§ **Data provided**:

━━━━━━━━━━━━━━━━━━━━━━━━━━━━━━

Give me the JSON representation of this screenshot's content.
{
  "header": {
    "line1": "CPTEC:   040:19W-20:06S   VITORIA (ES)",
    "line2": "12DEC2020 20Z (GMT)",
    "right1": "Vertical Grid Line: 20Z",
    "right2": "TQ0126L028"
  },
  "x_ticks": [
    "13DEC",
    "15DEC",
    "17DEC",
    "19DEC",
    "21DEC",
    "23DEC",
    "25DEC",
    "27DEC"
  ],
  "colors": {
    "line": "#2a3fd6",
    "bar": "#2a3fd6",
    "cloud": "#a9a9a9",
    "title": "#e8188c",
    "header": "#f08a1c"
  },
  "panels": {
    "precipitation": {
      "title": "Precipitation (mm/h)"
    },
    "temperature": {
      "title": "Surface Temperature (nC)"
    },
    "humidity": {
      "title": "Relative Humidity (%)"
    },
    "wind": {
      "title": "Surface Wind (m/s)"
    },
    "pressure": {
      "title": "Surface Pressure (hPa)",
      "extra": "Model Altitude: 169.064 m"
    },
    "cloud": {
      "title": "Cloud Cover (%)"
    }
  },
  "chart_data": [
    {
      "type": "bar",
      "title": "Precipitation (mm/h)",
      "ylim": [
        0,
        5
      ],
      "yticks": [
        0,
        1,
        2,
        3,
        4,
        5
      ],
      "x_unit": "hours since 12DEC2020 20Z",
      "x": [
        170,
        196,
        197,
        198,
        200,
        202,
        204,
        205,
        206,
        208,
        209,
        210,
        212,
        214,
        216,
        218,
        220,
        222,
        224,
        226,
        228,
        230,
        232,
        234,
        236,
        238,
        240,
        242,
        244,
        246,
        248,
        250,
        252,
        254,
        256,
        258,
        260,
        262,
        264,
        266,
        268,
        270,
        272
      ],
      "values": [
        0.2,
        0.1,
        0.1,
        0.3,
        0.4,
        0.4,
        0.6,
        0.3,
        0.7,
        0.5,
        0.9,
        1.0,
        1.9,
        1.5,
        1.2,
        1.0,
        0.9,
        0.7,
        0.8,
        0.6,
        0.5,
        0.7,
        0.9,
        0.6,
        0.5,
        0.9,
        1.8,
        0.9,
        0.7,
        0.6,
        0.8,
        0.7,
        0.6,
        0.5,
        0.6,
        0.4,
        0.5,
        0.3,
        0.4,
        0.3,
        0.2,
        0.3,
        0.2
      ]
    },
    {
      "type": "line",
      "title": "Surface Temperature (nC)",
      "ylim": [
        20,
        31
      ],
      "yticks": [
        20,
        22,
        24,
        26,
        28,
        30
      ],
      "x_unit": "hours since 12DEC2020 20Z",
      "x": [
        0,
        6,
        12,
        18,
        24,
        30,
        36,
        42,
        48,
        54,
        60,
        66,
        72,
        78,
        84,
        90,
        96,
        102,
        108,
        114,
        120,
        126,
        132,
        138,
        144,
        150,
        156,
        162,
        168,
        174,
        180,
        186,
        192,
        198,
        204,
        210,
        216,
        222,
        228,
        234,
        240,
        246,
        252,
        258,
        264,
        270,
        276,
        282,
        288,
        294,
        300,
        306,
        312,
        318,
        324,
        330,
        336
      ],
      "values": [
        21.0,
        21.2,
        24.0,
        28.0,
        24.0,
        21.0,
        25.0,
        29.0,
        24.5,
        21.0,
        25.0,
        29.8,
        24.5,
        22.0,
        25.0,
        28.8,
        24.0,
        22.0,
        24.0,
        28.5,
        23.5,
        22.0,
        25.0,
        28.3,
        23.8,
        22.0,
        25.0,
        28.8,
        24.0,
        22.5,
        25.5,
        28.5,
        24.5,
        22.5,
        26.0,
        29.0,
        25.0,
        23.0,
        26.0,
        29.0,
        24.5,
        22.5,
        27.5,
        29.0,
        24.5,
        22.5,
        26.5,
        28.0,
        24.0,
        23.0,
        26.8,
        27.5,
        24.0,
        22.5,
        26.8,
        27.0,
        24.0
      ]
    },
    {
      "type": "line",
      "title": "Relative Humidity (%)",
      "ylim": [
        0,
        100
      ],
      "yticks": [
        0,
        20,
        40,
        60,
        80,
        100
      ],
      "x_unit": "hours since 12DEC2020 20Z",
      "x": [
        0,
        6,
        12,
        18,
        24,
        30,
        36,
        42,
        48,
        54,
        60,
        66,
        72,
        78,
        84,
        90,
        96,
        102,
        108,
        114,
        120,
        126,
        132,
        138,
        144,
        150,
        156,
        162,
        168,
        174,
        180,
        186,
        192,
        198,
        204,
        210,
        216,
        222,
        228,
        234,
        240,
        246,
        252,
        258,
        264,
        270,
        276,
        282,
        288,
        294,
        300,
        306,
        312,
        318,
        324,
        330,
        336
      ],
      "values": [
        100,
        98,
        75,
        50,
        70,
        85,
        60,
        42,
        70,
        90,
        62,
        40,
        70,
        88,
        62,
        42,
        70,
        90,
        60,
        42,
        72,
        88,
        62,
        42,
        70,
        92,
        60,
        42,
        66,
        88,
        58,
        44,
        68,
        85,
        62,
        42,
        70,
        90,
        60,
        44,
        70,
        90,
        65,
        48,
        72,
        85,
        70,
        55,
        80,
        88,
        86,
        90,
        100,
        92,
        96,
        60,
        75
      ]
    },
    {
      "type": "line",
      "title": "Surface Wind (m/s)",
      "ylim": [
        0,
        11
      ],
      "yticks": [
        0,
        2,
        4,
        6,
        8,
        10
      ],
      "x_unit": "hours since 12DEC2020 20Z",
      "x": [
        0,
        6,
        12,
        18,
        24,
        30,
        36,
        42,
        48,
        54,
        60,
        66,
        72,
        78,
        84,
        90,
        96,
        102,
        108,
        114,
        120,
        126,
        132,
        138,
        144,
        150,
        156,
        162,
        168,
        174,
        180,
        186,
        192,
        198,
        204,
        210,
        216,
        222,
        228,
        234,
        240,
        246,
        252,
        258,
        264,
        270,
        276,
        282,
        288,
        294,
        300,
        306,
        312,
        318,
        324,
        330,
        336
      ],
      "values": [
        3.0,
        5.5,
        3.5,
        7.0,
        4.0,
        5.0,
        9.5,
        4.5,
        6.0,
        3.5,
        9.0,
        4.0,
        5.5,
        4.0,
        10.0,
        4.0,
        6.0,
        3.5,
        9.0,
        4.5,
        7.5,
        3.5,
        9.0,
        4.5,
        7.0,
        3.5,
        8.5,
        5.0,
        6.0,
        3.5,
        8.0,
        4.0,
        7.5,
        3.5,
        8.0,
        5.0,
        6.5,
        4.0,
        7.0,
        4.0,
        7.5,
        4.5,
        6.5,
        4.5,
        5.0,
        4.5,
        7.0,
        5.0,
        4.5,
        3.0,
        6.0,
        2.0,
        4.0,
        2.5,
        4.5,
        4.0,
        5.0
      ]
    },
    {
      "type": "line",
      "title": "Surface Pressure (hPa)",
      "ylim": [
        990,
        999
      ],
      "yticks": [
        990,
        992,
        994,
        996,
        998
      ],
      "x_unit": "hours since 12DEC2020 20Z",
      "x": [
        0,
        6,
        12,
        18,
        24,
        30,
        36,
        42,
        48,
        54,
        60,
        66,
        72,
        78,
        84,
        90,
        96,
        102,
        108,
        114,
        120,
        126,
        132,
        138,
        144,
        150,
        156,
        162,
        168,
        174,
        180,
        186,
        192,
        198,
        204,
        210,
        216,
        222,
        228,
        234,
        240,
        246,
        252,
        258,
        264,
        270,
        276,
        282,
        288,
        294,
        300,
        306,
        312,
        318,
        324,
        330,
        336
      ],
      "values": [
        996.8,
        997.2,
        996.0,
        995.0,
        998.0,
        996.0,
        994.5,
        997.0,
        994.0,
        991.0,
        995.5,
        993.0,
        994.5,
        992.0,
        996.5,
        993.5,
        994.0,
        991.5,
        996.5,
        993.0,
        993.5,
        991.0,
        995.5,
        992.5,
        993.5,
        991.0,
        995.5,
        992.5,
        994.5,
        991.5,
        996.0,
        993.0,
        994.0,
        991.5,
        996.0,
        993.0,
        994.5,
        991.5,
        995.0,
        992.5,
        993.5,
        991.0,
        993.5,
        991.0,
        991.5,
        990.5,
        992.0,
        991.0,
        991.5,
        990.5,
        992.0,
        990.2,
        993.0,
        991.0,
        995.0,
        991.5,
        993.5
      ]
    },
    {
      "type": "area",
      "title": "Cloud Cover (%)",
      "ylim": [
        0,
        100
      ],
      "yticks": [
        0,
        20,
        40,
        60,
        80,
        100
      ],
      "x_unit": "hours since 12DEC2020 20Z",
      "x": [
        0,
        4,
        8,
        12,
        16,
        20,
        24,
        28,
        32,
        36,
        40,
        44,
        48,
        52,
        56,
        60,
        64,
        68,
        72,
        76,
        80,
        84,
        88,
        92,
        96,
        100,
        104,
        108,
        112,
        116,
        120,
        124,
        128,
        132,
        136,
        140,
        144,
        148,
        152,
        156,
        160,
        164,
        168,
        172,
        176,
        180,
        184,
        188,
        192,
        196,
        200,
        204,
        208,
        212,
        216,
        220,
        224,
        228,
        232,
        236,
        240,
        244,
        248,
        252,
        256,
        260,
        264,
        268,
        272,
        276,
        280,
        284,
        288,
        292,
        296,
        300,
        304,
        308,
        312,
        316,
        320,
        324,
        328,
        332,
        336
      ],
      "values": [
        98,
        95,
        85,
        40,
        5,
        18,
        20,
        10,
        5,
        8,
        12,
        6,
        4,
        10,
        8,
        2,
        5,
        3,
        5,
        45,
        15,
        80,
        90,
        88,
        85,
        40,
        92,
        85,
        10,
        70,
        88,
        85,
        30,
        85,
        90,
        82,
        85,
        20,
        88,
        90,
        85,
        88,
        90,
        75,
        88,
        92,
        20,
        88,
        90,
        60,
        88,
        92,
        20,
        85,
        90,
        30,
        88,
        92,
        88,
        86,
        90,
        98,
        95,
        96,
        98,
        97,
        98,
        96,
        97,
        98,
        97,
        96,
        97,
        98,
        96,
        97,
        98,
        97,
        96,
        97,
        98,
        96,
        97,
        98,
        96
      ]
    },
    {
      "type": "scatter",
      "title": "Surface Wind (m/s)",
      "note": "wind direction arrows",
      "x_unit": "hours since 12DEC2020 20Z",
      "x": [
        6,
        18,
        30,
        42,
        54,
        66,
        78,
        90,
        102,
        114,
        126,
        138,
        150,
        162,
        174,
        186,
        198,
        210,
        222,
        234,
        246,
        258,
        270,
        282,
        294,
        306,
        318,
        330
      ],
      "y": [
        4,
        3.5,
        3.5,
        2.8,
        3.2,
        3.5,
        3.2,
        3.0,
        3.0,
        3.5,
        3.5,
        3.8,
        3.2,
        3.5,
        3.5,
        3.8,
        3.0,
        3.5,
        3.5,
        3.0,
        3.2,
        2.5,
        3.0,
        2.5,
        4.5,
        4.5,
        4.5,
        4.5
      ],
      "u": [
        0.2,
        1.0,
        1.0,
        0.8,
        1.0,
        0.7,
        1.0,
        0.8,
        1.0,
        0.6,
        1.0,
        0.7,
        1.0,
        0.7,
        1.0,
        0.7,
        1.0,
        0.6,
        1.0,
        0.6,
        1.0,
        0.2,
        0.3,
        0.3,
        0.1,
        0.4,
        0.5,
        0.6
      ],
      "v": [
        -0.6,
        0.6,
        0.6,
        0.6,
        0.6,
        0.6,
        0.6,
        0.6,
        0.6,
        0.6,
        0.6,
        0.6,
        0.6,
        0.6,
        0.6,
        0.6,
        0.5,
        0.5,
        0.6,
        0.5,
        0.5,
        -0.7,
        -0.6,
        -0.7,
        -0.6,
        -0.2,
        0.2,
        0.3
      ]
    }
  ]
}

━━━━━━━━━━━━━━━━━━━━━━━━━━━━━━

Gather all lines where the word "Cover" appears.

      "title": "Cloud Cover (%)"
      "title": "Cloud Cover (%)",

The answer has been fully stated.